#### Stated problem:
Your task is to gather the lines below that hold the string "text".

#### Record list:
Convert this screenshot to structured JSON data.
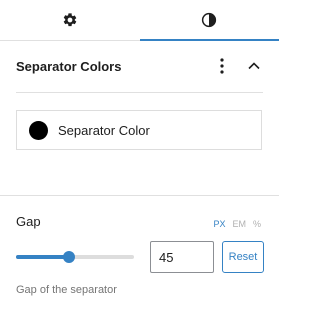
{
  "tabs": [
    {
      "icon": "gear-icon",
      "active": false
    },
    {
      "icon": "contrast-icon",
      "active": true
    }
  ],
  "panel": {
    "title": "Separator Colors"
  },
  "color_item": {
    "label": "Separator Color",
    "swatch_color": "#000000"
  },
  "gap": {
    "label": "Gap",
    "units": [
      "PX",
      "EM",
      "%"
    ],
    "active_unit": "PX",
    "value": "45",
    "slider_fraction": 0.45,
    "reset_label": "Reset",
    "help": "Gap of the separator"
  },
  "colors": {
    "accent": "#3582c4",
    "text": "#1e1e1e",
    "muted": "#757575",
    "border": "#e0e0e0"
  }
}
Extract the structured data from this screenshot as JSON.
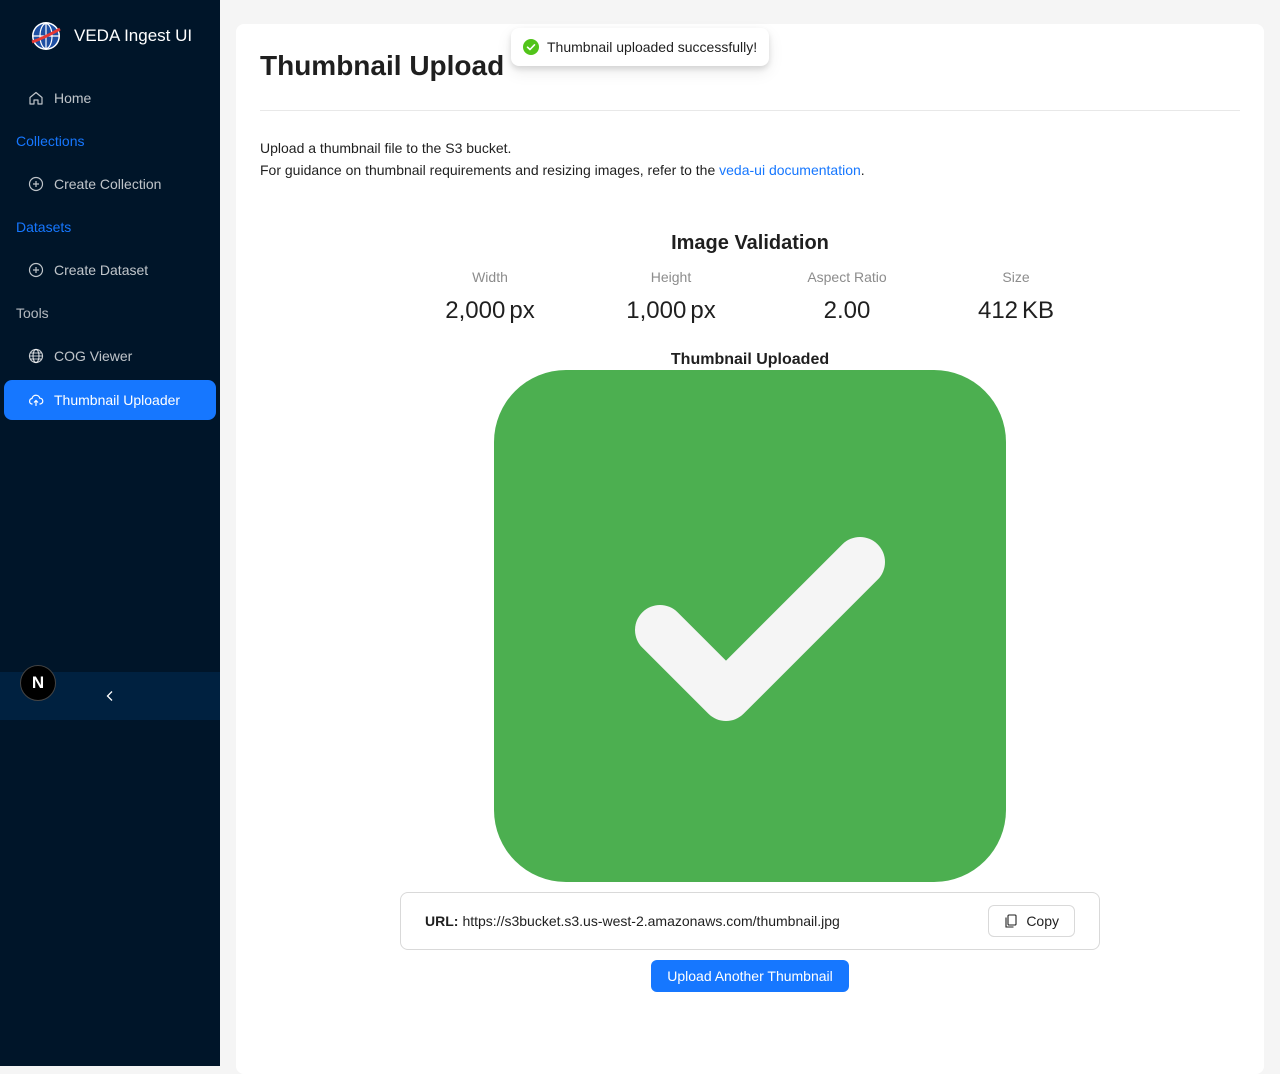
{
  "app": {
    "title": "VEDA Ingest UI",
    "brand_icon": "globe-logo-icon"
  },
  "sidebar": {
    "home": {
      "label": "Home",
      "icon": "home-icon"
    },
    "groups": {
      "collections": "Collections",
      "datasets": "Datasets",
      "tools": "Tools"
    },
    "create_collection": {
      "label": "Create Collection",
      "icon": "plus-circle-icon"
    },
    "create_dataset": {
      "label": "Create Dataset",
      "icon": "plus-circle-icon"
    },
    "cog_viewer": {
      "label": "COG Viewer",
      "icon": "globe-icon"
    },
    "thumbnail_uploader": {
      "label": "Thumbnail Uploader",
      "icon": "cloud-upload-icon",
      "active": true
    },
    "badge": "N",
    "collapse_icon": "chevron-left-icon"
  },
  "page": {
    "title": "Thumbnail Upload",
    "desc_line1": "Upload a thumbnail file to the S3 bucket.",
    "desc_line2_prefix": "For guidance on thumbnail requirements and resizing images, refer to the ",
    "desc_link": "veda-ui documentation",
    "desc_line2_suffix": "."
  },
  "validation": {
    "title": "Image Validation",
    "stats": [
      {
        "label": "Width",
        "value": "2,000",
        "unit": "px"
      },
      {
        "label": "Height",
        "value": "1,000",
        "unit": "px"
      },
      {
        "label": "Aspect Ratio",
        "value": "2.00",
        "unit": ""
      },
      {
        "label": "Size",
        "value": "412",
        "unit": "KB"
      }
    ]
  },
  "thumbnail": {
    "label": "Thumbnail Uploaded",
    "icon": "check-square-icon",
    "bg_color": "#4caf50",
    "check_color": "#f5f5f5"
  },
  "url": {
    "label": "URL:",
    "value": "https://s3bucket.s3.us-west-2.amazonaws.com/thumbnail.jpg",
    "copy_label": "Copy"
  },
  "actions": {
    "upload_another": "Upload Another Thumbnail"
  },
  "toast": {
    "message": "Thumbnail uploaded successfully!",
    "icon": "check-circle-icon"
  },
  "colors": {
    "primary": "#1677ff",
    "sidebar_bg": "#001529",
    "success": "#52c41a"
  }
}
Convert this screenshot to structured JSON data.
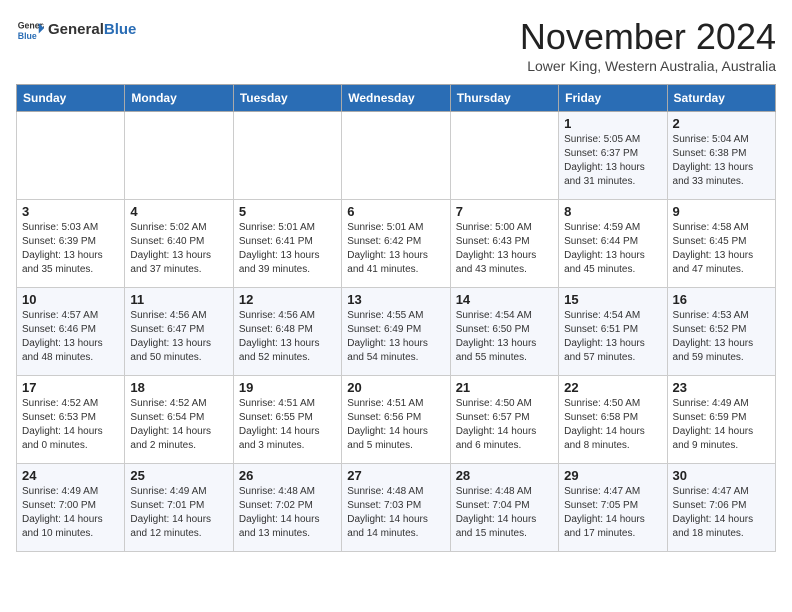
{
  "logo": {
    "general": "General",
    "blue": "Blue"
  },
  "title": "November 2024",
  "subtitle": "Lower King, Western Australia, Australia",
  "days_of_week": [
    "Sunday",
    "Monday",
    "Tuesday",
    "Wednesday",
    "Thursday",
    "Friday",
    "Saturday"
  ],
  "weeks": [
    [
      {
        "day": "",
        "info": ""
      },
      {
        "day": "",
        "info": ""
      },
      {
        "day": "",
        "info": ""
      },
      {
        "day": "",
        "info": ""
      },
      {
        "day": "",
        "info": ""
      },
      {
        "day": "1",
        "info": "Sunrise: 5:05 AM\nSunset: 6:37 PM\nDaylight: 13 hours and 31 minutes."
      },
      {
        "day": "2",
        "info": "Sunrise: 5:04 AM\nSunset: 6:38 PM\nDaylight: 13 hours and 33 minutes."
      }
    ],
    [
      {
        "day": "3",
        "info": "Sunrise: 5:03 AM\nSunset: 6:39 PM\nDaylight: 13 hours and 35 minutes."
      },
      {
        "day": "4",
        "info": "Sunrise: 5:02 AM\nSunset: 6:40 PM\nDaylight: 13 hours and 37 minutes."
      },
      {
        "day": "5",
        "info": "Sunrise: 5:01 AM\nSunset: 6:41 PM\nDaylight: 13 hours and 39 minutes."
      },
      {
        "day": "6",
        "info": "Sunrise: 5:01 AM\nSunset: 6:42 PM\nDaylight: 13 hours and 41 minutes."
      },
      {
        "day": "7",
        "info": "Sunrise: 5:00 AM\nSunset: 6:43 PM\nDaylight: 13 hours and 43 minutes."
      },
      {
        "day": "8",
        "info": "Sunrise: 4:59 AM\nSunset: 6:44 PM\nDaylight: 13 hours and 45 minutes."
      },
      {
        "day": "9",
        "info": "Sunrise: 4:58 AM\nSunset: 6:45 PM\nDaylight: 13 hours and 47 minutes."
      }
    ],
    [
      {
        "day": "10",
        "info": "Sunrise: 4:57 AM\nSunset: 6:46 PM\nDaylight: 13 hours and 48 minutes."
      },
      {
        "day": "11",
        "info": "Sunrise: 4:56 AM\nSunset: 6:47 PM\nDaylight: 13 hours and 50 minutes."
      },
      {
        "day": "12",
        "info": "Sunrise: 4:56 AM\nSunset: 6:48 PM\nDaylight: 13 hours and 52 minutes."
      },
      {
        "day": "13",
        "info": "Sunrise: 4:55 AM\nSunset: 6:49 PM\nDaylight: 13 hours and 54 minutes."
      },
      {
        "day": "14",
        "info": "Sunrise: 4:54 AM\nSunset: 6:50 PM\nDaylight: 13 hours and 55 minutes."
      },
      {
        "day": "15",
        "info": "Sunrise: 4:54 AM\nSunset: 6:51 PM\nDaylight: 13 hours and 57 minutes."
      },
      {
        "day": "16",
        "info": "Sunrise: 4:53 AM\nSunset: 6:52 PM\nDaylight: 13 hours and 59 minutes."
      }
    ],
    [
      {
        "day": "17",
        "info": "Sunrise: 4:52 AM\nSunset: 6:53 PM\nDaylight: 14 hours and 0 minutes."
      },
      {
        "day": "18",
        "info": "Sunrise: 4:52 AM\nSunset: 6:54 PM\nDaylight: 14 hours and 2 minutes."
      },
      {
        "day": "19",
        "info": "Sunrise: 4:51 AM\nSunset: 6:55 PM\nDaylight: 14 hours and 3 minutes."
      },
      {
        "day": "20",
        "info": "Sunrise: 4:51 AM\nSunset: 6:56 PM\nDaylight: 14 hours and 5 minutes."
      },
      {
        "day": "21",
        "info": "Sunrise: 4:50 AM\nSunset: 6:57 PM\nDaylight: 14 hours and 6 minutes."
      },
      {
        "day": "22",
        "info": "Sunrise: 4:50 AM\nSunset: 6:58 PM\nDaylight: 14 hours and 8 minutes."
      },
      {
        "day": "23",
        "info": "Sunrise: 4:49 AM\nSunset: 6:59 PM\nDaylight: 14 hours and 9 minutes."
      }
    ],
    [
      {
        "day": "24",
        "info": "Sunrise: 4:49 AM\nSunset: 7:00 PM\nDaylight: 14 hours and 10 minutes."
      },
      {
        "day": "25",
        "info": "Sunrise: 4:49 AM\nSunset: 7:01 PM\nDaylight: 14 hours and 12 minutes."
      },
      {
        "day": "26",
        "info": "Sunrise: 4:48 AM\nSunset: 7:02 PM\nDaylight: 14 hours and 13 minutes."
      },
      {
        "day": "27",
        "info": "Sunrise: 4:48 AM\nSunset: 7:03 PM\nDaylight: 14 hours and 14 minutes."
      },
      {
        "day": "28",
        "info": "Sunrise: 4:48 AM\nSunset: 7:04 PM\nDaylight: 14 hours and 15 minutes."
      },
      {
        "day": "29",
        "info": "Sunrise: 4:47 AM\nSunset: 7:05 PM\nDaylight: 14 hours and 17 minutes."
      },
      {
        "day": "30",
        "info": "Sunrise: 4:47 AM\nSunset: 7:06 PM\nDaylight: 14 hours and 18 minutes."
      }
    ]
  ]
}
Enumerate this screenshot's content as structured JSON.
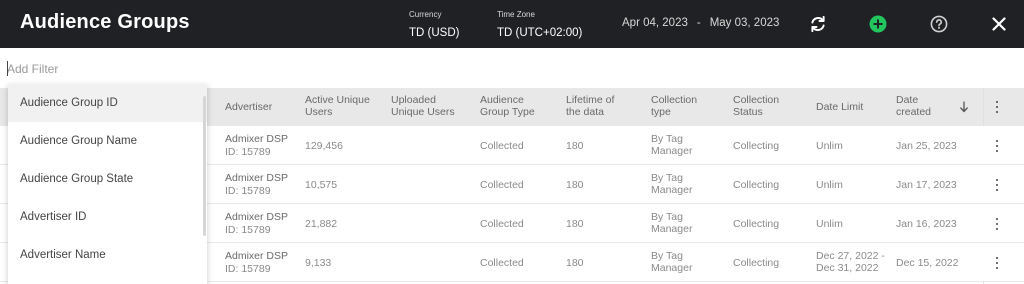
{
  "app": {
    "title": "Audience Groups"
  },
  "header": {
    "currency_caption": "Currency",
    "currency_value": "TD (USD)",
    "timezone_caption": "Time Zone",
    "timezone_value": "TD (UTC+02:00)",
    "date_from": "Apr 04, 2023",
    "date_separator": "-",
    "date_to": "May 03, 2023",
    "icons": [
      "refresh-icon",
      "add-icon",
      "help-icon",
      "close-icon"
    ],
    "colors": {
      "bar": "#202124",
      "add": "#22c55e"
    }
  },
  "filter": {
    "placeholder": "Add Filter"
  },
  "dropdown": {
    "items": [
      "Audience Group ID",
      "Audience Group Name",
      "Audience Group State",
      "Advertiser ID",
      "Advertiser Name"
    ],
    "active_index": 0
  },
  "table": {
    "columns": [
      "Advertiser",
      "Active Unique Users",
      "Uploaded Unique Users",
      "Audience Group Type",
      "Lifetime of the data",
      "Collection type",
      "Collection Status",
      "Date Limit",
      "Date created"
    ],
    "rows": [
      {
        "advertiser": "Admixer DSP",
        "advertiser_id": "ID: 15789",
        "active_users": "129,456",
        "uploaded_users": "",
        "type": "Collected",
        "lifetime": "180",
        "collection_type": "By Tag Manager",
        "status": "Collecting",
        "date_limit": "Unlim",
        "date_created": "Jan 25, 2023"
      },
      {
        "advertiser": "Admixer DSP",
        "advertiser_id": "ID: 15789",
        "active_users": "10,575",
        "uploaded_users": "",
        "type": "Collected",
        "lifetime": "180",
        "collection_type": "By Tag Manager",
        "status": "Collecting",
        "date_limit": "Unlim",
        "date_created": "Jan 17, 2023"
      },
      {
        "advertiser": "Admixer DSP",
        "advertiser_id": "ID: 15789",
        "active_users": "21,882",
        "uploaded_users": "",
        "type": "Collected",
        "lifetime": "180",
        "collection_type": "By Tag Manager",
        "status": "Collecting",
        "date_limit": "Unlim",
        "date_created": "Jan 16, 2023"
      },
      {
        "advertiser": "Admixer DSP",
        "advertiser_id": "ID: 15789",
        "active_users": "9,133",
        "uploaded_users": "",
        "type": "Collected",
        "lifetime": "180",
        "collection_type": "By Tag Manager",
        "status": "Collecting",
        "date_limit": "Dec 27, 2022 - Dec 31, 2022",
        "date_created": "Dec 15, 2022"
      }
    ]
  }
}
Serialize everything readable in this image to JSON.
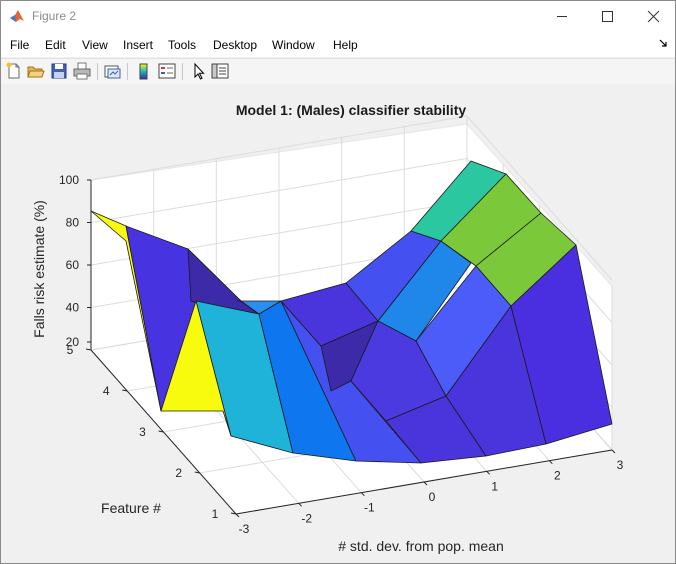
{
  "window": {
    "title": "Figure 2"
  },
  "menu": [
    "File",
    "Edit",
    "View",
    "Insert",
    "Tools",
    "Desktop",
    "Window",
    "Help"
  ],
  "toolbar_icons": [
    "new-figure-icon",
    "open-file-icon",
    "save-icon",
    "print-icon",
    "link-plot-icon",
    "insert-colorbar-icon",
    "insert-legend-icon",
    "edit-plot-icon",
    "property-inspector-icon"
  ],
  "chart_data": {
    "type": "surface",
    "title": "Model 1: (Males) classifier stability",
    "xlabel": "# std. dev. from pop. mean",
    "ylabel": "Feature #",
    "zlabel": "Falls risk estimate (%)",
    "x_ticks": [
      "-3",
      "-2",
      "-1",
      "0",
      "1",
      "2",
      "3"
    ],
    "y_ticks": [
      "1",
      "2",
      "3",
      "4",
      "5"
    ],
    "z_ticks": [
      "20",
      "40",
      "60",
      "80",
      "100"
    ],
    "colormap": "parula",
    "grid": true
  }
}
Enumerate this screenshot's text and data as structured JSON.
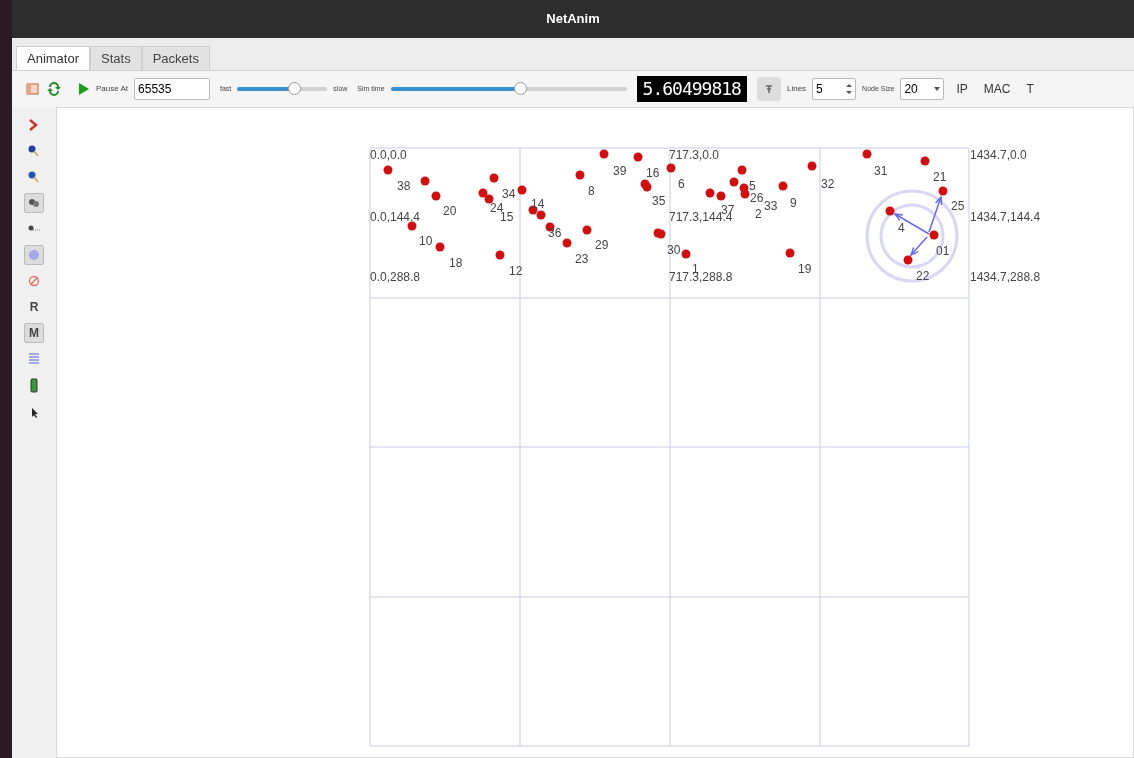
{
  "window": {
    "title": "NetAnim"
  },
  "tabs": [
    {
      "label": "Animator",
      "selected": true
    },
    {
      "label": "Stats",
      "selected": false
    },
    {
      "label": "Packets",
      "selected": false
    }
  ],
  "toolbar": {
    "pause_at_label": "Pause At",
    "pause_at_value": "65535",
    "fast_label": "fast",
    "slow_label": "slow",
    "speed": {
      "level": 0.63
    },
    "sim_time_label": "Sim time",
    "sim_time": {
      "level": 0.55
    },
    "time_display": "5.60499818",
    "lines_label": "Lines",
    "lines_value": "5",
    "node_size_label": "Node Size",
    "node_size_value": "20",
    "buttons": [
      "IP",
      "MAC",
      "T"
    ]
  },
  "side_tools": [
    {
      "kind": "chevron",
      "on": false
    },
    {
      "kind": "zoom-in",
      "on": false
    },
    {
      "kind": "zoom-out",
      "on": false
    },
    {
      "kind": "nodes",
      "on": true
    },
    {
      "kind": "trail",
      "on": false
    },
    {
      "kind": "circle",
      "on": true
    },
    {
      "kind": "stop",
      "on": false
    },
    {
      "kind": "text",
      "text": "R",
      "on": false
    },
    {
      "kind": "text",
      "text": "M",
      "on": true
    },
    {
      "kind": "lines",
      "on": false
    },
    {
      "kind": "battery",
      "on": false
    },
    {
      "kind": "pointer",
      "on": false
    }
  ],
  "grid_labels": [
    "0.0,0.0",
    "0.0,144.4",
    "0.0,288.8",
    "717.3,0.0",
    "717.3,144.4",
    "717.3,288.8",
    "1434.7,0.0",
    "1434.7,144.4",
    "1434.7,288.8"
  ],
  "node_labels": [
    "38",
    "20",
    "24",
    "15",
    "34",
    "10",
    "18",
    "12",
    "14",
    "39",
    "16",
    "8",
    "36",
    "23",
    "29",
    "6",
    "5",
    "26",
    "37",
    "2",
    "33",
    "9",
    "32",
    "31",
    "21",
    "25",
    "4",
    "01",
    "22",
    "19",
    "35",
    "30",
    "1"
  ]
}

#### The response:
    "text": "#1e1e1e",
Enumerate this screenshot's text and data as structured JSON.
      "kind": "text",
      "text": "R",
      "kind": "text",
      "text": "M",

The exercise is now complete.